From the listing below, extract every line containing "average".

━━ Records for this task ━━

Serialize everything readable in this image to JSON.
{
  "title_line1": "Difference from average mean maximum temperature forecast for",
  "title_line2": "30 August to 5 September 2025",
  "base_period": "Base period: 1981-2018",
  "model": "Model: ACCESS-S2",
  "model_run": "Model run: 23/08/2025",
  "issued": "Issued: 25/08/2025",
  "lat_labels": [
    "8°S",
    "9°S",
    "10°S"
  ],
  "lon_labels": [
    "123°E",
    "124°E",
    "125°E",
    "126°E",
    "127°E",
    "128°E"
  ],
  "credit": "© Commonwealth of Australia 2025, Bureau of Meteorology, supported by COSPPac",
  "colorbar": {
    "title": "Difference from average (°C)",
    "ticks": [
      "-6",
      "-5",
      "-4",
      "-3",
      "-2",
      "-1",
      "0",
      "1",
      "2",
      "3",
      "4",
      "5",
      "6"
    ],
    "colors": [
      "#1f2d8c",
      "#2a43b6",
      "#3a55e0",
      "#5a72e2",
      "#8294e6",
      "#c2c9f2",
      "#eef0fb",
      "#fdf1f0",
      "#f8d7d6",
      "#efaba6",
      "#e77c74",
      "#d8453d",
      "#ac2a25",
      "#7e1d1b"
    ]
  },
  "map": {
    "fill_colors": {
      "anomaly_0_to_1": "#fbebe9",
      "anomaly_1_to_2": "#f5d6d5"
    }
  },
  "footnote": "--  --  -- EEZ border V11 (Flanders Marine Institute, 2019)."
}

━━━

(Written response)
  "title_line1": "Difference from average mean maximum temperature forecast for",
    "title": "Difference from average (°C)",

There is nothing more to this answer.